**Records for the task**
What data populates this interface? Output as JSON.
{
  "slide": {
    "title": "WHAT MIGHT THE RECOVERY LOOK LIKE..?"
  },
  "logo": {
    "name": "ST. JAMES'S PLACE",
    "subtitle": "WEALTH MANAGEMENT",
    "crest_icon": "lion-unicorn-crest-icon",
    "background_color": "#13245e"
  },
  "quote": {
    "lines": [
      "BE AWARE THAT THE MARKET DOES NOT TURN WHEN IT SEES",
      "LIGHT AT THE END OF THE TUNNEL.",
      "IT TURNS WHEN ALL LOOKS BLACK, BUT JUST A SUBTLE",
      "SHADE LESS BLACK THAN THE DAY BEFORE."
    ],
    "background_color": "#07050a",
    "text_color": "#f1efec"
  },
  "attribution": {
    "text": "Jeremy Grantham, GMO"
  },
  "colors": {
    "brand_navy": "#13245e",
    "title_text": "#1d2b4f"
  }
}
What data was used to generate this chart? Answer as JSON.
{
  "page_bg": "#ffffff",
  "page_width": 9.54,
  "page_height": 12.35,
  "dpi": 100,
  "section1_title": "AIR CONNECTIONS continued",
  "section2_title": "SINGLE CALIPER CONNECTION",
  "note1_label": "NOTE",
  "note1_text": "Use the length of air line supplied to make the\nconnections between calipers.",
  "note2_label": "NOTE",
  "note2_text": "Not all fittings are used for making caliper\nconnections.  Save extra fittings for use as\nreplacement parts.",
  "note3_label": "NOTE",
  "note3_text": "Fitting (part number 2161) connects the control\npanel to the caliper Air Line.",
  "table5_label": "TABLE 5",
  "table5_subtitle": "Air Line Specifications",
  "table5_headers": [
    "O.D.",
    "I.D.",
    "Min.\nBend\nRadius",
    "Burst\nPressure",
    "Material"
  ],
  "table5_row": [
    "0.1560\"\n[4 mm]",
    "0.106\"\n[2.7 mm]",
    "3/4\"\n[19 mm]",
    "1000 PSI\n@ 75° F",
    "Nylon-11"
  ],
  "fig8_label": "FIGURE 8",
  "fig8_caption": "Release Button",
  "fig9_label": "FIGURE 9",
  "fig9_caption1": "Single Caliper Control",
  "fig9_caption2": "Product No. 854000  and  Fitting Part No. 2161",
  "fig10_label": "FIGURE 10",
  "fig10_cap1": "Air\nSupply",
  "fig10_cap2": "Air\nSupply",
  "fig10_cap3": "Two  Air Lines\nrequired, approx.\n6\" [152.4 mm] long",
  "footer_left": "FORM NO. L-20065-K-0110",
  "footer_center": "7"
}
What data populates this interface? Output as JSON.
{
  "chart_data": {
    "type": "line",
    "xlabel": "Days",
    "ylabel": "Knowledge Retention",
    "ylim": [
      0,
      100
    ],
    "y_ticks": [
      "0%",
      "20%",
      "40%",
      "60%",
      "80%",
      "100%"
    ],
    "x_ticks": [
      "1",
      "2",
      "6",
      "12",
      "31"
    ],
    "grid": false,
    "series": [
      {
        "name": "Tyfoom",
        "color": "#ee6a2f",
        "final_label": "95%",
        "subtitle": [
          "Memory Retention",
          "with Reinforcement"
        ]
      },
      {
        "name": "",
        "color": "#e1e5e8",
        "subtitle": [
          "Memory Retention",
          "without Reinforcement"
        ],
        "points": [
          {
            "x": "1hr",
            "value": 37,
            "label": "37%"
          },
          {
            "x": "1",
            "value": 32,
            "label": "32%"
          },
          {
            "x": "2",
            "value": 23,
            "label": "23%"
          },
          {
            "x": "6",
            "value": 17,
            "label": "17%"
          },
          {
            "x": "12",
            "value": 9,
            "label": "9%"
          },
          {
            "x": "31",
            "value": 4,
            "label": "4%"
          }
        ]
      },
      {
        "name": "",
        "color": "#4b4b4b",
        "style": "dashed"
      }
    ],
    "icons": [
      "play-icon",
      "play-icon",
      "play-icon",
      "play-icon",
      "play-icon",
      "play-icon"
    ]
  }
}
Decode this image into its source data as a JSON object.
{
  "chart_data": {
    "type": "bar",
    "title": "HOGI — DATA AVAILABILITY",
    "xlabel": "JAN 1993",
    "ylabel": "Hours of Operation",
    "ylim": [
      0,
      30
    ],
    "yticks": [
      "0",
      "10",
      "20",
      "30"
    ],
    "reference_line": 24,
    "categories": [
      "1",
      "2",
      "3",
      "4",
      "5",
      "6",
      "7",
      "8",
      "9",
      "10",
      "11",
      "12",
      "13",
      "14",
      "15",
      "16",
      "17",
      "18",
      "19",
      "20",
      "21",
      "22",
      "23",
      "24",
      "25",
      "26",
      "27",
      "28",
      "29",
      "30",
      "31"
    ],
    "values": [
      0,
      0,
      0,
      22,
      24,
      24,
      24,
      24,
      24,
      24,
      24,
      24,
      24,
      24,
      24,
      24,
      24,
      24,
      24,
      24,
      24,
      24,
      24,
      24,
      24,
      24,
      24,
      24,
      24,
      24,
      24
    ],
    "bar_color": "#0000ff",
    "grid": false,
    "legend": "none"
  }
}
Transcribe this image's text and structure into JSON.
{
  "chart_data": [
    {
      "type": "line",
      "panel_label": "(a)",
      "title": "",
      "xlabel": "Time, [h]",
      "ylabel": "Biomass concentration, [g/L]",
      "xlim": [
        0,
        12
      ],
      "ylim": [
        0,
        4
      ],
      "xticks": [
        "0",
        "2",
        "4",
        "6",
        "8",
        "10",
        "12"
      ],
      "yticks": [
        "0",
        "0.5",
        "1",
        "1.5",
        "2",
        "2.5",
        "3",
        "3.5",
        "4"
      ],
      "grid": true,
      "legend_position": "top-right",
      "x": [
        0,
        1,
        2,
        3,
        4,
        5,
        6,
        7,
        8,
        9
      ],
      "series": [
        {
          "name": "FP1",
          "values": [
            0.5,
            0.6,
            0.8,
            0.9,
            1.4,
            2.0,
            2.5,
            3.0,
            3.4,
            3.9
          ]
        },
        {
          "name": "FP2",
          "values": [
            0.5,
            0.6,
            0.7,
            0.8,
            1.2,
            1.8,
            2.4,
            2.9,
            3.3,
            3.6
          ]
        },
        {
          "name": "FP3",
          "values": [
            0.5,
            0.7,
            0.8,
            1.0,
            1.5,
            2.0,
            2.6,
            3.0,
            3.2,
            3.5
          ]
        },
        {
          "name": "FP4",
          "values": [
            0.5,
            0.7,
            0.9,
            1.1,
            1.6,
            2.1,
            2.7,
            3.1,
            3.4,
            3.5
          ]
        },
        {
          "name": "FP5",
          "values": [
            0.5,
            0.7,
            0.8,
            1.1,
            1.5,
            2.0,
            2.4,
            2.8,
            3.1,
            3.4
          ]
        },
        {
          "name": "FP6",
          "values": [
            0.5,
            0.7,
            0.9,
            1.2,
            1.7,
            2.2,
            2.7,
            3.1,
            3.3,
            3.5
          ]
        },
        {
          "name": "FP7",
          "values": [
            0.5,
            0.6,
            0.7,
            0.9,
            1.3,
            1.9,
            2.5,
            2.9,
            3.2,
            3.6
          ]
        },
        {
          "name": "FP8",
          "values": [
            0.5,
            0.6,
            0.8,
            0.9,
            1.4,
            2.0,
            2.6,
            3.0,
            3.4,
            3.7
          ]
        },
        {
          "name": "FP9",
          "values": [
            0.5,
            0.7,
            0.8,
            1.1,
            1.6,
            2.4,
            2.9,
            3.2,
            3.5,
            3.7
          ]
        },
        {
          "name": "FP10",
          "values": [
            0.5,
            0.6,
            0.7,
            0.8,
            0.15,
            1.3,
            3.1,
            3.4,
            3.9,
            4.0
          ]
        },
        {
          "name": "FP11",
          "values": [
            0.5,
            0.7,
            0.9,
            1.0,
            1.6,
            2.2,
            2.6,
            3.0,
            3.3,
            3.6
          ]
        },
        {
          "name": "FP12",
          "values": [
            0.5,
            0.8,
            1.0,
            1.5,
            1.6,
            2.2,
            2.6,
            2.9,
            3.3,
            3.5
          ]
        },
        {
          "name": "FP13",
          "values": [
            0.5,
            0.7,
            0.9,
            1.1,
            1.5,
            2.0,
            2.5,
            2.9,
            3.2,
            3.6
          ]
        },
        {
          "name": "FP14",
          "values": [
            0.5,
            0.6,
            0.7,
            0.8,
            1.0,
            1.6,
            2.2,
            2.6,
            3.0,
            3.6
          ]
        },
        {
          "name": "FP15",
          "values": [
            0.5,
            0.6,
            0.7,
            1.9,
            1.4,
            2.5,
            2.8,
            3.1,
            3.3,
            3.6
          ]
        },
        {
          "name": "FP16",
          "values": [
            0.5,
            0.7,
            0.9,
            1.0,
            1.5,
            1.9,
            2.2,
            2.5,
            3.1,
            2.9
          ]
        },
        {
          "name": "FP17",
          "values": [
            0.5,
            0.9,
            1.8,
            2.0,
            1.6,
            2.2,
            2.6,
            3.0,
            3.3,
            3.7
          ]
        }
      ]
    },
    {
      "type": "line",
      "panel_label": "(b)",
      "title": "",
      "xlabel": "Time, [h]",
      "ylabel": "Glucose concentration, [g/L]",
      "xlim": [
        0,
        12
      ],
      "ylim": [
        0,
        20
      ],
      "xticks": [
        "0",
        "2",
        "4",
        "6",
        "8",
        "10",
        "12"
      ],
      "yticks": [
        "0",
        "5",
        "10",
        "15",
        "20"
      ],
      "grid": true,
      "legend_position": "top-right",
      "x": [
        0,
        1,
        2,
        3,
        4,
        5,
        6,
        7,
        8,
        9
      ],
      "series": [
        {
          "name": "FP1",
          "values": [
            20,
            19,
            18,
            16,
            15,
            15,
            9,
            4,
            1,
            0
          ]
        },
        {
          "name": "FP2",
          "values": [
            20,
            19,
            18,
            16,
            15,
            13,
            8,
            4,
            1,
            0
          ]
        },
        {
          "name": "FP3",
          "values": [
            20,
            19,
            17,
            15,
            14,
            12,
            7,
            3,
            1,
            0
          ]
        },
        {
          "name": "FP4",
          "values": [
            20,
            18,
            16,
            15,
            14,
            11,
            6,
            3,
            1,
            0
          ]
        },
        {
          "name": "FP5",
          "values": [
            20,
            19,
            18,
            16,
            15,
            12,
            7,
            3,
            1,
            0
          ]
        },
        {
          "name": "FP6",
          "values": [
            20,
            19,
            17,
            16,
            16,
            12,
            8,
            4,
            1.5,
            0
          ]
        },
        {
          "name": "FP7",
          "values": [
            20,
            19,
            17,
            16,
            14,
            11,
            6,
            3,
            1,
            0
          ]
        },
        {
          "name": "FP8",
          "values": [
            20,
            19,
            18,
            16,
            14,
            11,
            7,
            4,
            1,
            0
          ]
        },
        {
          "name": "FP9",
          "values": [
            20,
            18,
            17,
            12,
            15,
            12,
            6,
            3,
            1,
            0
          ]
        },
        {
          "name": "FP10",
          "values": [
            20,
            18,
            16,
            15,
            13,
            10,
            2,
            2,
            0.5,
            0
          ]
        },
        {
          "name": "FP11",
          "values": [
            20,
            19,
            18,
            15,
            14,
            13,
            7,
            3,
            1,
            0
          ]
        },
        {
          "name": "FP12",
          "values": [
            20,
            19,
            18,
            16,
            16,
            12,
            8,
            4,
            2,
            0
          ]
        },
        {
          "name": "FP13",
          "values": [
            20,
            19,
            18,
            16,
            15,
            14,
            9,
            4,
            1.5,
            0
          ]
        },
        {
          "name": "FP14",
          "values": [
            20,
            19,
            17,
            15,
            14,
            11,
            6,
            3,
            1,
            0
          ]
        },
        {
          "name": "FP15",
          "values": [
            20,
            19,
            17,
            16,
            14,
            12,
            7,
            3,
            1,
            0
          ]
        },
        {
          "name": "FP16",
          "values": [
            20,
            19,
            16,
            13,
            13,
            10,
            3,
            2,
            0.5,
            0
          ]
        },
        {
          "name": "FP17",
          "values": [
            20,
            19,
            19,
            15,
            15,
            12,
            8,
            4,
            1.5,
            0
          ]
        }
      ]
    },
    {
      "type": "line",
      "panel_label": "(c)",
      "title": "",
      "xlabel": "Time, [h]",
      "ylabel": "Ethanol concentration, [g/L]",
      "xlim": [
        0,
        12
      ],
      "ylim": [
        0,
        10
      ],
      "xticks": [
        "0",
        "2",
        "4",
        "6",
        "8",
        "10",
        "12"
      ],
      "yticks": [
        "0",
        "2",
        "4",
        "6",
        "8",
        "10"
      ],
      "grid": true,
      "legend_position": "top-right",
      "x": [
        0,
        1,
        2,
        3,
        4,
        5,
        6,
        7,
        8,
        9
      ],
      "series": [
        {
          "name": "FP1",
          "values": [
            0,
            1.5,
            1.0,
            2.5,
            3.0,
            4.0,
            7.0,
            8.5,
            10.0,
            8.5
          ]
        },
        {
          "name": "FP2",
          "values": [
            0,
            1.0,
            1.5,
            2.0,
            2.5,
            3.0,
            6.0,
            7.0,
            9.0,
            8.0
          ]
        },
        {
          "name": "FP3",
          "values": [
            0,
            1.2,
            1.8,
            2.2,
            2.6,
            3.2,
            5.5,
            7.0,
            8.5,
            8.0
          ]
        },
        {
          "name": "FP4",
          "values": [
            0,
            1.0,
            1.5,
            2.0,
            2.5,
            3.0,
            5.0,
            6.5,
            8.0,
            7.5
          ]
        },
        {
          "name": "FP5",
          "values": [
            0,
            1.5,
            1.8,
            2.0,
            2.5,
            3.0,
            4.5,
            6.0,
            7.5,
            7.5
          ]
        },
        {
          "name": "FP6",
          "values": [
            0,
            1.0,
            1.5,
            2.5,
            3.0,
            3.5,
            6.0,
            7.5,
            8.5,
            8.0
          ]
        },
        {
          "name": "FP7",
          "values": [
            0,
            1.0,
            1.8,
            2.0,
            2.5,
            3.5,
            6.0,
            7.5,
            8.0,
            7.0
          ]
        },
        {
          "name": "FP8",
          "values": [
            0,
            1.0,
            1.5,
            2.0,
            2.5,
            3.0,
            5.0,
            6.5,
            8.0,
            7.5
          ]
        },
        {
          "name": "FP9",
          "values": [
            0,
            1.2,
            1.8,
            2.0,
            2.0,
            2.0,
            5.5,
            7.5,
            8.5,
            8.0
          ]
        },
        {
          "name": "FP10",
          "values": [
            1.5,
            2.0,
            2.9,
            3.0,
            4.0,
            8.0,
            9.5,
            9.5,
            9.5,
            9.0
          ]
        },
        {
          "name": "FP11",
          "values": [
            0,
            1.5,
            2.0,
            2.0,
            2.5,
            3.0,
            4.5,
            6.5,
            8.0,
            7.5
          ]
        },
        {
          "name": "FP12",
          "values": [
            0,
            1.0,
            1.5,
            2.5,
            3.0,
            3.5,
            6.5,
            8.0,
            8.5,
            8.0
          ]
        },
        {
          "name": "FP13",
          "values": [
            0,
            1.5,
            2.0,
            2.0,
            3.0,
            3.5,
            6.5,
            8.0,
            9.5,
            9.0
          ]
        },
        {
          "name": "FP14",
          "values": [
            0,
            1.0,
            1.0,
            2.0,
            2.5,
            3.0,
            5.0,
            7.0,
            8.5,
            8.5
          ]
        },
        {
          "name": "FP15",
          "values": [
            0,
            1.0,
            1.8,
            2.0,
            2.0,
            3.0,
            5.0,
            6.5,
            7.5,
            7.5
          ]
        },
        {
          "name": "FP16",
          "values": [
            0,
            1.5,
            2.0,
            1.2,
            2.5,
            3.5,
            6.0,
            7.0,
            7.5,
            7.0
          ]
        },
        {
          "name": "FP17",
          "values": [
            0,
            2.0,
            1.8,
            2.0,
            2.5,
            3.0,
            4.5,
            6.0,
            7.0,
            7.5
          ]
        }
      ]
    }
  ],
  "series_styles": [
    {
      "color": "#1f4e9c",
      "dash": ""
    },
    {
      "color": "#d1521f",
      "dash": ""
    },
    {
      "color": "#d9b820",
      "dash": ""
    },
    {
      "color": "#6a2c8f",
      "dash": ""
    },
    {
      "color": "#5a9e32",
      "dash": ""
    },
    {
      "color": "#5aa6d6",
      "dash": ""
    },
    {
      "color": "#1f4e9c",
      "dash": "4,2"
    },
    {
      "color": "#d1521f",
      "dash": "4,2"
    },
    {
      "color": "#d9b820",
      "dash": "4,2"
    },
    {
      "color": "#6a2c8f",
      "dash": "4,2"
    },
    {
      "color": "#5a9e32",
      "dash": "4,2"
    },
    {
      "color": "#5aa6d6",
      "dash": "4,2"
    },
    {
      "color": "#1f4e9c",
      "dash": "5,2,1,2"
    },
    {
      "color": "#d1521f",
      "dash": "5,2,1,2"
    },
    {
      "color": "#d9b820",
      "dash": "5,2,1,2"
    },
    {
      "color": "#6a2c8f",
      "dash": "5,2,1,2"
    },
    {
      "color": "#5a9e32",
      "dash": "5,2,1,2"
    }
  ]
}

**Goal**
Of all the lines in the material above, how many contain the word "FIGURE"? Give only the count.

**The reply**
3